AIM:
Restate each entry word for word, leaving nothing out.

Collected data entries
····················
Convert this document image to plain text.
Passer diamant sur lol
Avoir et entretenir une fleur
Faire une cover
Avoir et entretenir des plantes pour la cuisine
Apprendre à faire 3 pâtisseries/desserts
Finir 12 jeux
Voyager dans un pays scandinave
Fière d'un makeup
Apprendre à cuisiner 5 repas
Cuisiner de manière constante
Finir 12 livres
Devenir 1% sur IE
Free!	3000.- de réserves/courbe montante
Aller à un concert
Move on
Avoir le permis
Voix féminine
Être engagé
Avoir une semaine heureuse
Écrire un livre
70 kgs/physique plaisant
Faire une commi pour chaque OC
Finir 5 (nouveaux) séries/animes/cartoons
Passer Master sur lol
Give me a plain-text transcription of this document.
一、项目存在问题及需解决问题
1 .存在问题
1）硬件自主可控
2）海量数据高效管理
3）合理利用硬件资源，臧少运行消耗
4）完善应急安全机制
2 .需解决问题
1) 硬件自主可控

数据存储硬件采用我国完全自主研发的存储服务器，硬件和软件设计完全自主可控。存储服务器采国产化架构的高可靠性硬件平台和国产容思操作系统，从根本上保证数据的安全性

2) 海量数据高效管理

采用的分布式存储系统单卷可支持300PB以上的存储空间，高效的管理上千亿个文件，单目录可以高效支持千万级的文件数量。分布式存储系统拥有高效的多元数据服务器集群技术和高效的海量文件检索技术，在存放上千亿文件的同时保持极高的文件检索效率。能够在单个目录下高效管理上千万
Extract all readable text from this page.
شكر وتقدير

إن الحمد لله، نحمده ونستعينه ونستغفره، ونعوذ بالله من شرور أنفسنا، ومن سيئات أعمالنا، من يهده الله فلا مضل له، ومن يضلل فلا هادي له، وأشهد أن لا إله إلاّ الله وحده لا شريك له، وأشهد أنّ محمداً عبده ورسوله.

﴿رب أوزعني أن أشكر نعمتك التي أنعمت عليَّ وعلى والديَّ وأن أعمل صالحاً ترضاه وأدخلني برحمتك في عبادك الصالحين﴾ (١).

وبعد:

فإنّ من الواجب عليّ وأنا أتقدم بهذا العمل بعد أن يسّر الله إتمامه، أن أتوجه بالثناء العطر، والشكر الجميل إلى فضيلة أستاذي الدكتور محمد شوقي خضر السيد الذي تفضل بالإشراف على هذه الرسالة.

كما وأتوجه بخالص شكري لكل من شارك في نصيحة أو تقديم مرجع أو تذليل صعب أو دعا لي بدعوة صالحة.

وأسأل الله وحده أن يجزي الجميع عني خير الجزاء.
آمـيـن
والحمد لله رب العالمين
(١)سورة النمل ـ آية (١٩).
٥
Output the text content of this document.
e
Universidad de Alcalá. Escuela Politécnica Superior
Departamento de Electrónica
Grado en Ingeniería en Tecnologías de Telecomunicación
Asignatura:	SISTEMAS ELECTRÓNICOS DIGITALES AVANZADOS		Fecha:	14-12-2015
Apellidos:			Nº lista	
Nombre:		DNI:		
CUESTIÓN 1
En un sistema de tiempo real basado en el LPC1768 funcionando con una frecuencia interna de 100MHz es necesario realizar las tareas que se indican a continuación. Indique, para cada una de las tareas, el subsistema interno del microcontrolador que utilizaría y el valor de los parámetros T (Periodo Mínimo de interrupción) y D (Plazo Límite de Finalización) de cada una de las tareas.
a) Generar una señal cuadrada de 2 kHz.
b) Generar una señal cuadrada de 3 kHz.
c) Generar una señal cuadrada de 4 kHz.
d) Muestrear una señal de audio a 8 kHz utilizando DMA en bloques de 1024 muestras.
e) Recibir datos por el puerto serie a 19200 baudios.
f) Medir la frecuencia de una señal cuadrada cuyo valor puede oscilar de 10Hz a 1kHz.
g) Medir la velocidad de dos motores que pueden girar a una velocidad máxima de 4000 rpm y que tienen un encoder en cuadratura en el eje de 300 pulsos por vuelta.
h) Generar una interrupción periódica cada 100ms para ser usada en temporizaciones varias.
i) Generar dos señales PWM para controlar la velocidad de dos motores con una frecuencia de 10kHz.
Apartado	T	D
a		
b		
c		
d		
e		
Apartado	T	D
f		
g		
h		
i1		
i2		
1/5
····················
EXERCISE ANSWER:
Convert this document image to plain text.
Passer diamant sur lol
Avoir et entretenir une fleur
Faire une cover
Avoir et entretenir des plantes pour la cuisine
Apprendre à faire 3 pâtisseries/desserts
Finir 12 jeux
Voyager dans un pays scandinave
Fière d'un makeup
Apprendre à cuisiner 5 repas
Cuisiner de manière constante
Finir 12 livres
Devenir 1% sur IE
Free!	3000.- de réserves/courbe montante
Aller à un concert
Move on
Avoir le permis
Voix féminine
Être engagé
Avoir une semaine heureuse
Écrire un livre
70 kgs/physique plaisant
Faire une commi pour chaque OC
Finir 5 (nouveaux) séries/animes/cartoons
Passer Master sur lol
Give me a plain-text transcription of this document.
一、项目存在问题及需解决问题
1 .存在问题
1）硬件自主可控
2）海量数据高效管理
3）合理利用硬件资源，臧少运行消耗
4）完善应急安全机制
2 .需解决问题
1) 硬件自主可控

数据存储硬件采用我国完全自主研发的存储服务器，硬件和软件设计完全自主可控。存储服务器采国产化架构的高可靠性硬件平台和国产容思操作系统，从根本上保证数据的安全性

2) 海量数据高效管理

采用的分布式存储系统单卷可支持300PB以上的存储空间，高效的管理上千亿个文件，单目录可以高效支持千万级的文件数量。分布式存储系统拥有高效的多元数据服务器集群技术和高效的海量文件检索技术，在存放上千亿文件的同时保持极高的文件检索效率。能够在单个目录下高效管理上千万
Extract all readable text from this page.
شكر وتقدير

إن الحمد لله، نحمده ونستعينه ونستغفره، ونعوذ بالله من شرور أنفسنا، ومن سيئات أعمالنا، من يهده الله فلا مضل له، ومن يضلل فلا هادي له، وأشهد أن لا إله إلاّ الله وحده لا شريك له، وأشهد أنّ محمداً عبده ورسوله.

﴿رب أوزعني أن أشكر نعمتك التي أنعمت عليَّ وعلى والديَّ وأن أعمل صالحاً ترضاه وأدخلني برحمتك في عبادك الصالحين﴾ (١).

وبعد:

فإنّ من الواجب عليّ وأنا أتقدم بهذا العمل بعد أن يسّر الله إتمامه، أن أتوجه بالثناء العطر، والشكر الجميل إلى فضيلة أستاذي الدكتور محمد شوقي خضر السيد الذي تفضل بالإشراف على هذه الرسالة.

كما وأتوجه بخالص شكري لكل من شارك في نصيحة أو تقديم مرجع أو تذليل صعب أو دعا لي بدعوة صالحة.

وأسأل الله وحده أن يجزي الجميع عني خير الجزاء.
آمـيـن
والحمد لله رب العالمين
(١)سورة النمل ـ آية (١٩).
٥
Output the text content of this document.
e
Universidad de Alcalá. Escuela Politécnica Superior
Departamento de Electrónica
Grado en Ingeniería en Tecnologías de Telecomunicación
Asignatura:	SISTEMAS ELECTRÓNICOS DIGITALES AVANZADOS		Fecha:	14-12-2015
Apellidos:			Nº lista	
Nombre:		DNI:		
CUESTIÓN 1
En un sistema de tiempo real basado en el LPC1768 funcionando con una frecuencia interna de 100MHz es necesario realizar las tareas que se indican a continuación. Indique, para cada una de las tareas, el subsistema interno del microcontrolador que utilizaría y el valor de los parámetros T (Periodo Mínimo de interrupción) y D (Plazo Límite de Finalización) de cada una de las tareas.
a) Generar una señal cuadrada de 2 kHz.
b) Generar una señal cuadrada de 3 kHz.
c) Generar una señal cuadrada de 4 kHz.
d) Muestrear una señal de audio a 8 kHz utilizando DMA en bloques de 1024 muestras.
e) Recibir datos por el puerto serie a 19200 baudios.
f) Medir la frecuencia de una señal cuadrada cuyo valor puede oscilar de 10Hz a 1kHz.
g) Medir la velocidad de dos motores que pueden girar a una velocidad máxima de 4000 rpm y que tienen un encoder en cuadratura en el eje de 300 pulsos por vuelta.
h) Generar una interrupción periódica cada 100ms para ser usada en temporizaciones varias.
i) Generar dos señales PWM para controlar la velocidad de dos motores con una frecuencia de 10kHz.
Apartado	T	D
a		
b		
c		
d		
e		
Apartado	T	D
f		
g		
h		
i1		
i2		
1/5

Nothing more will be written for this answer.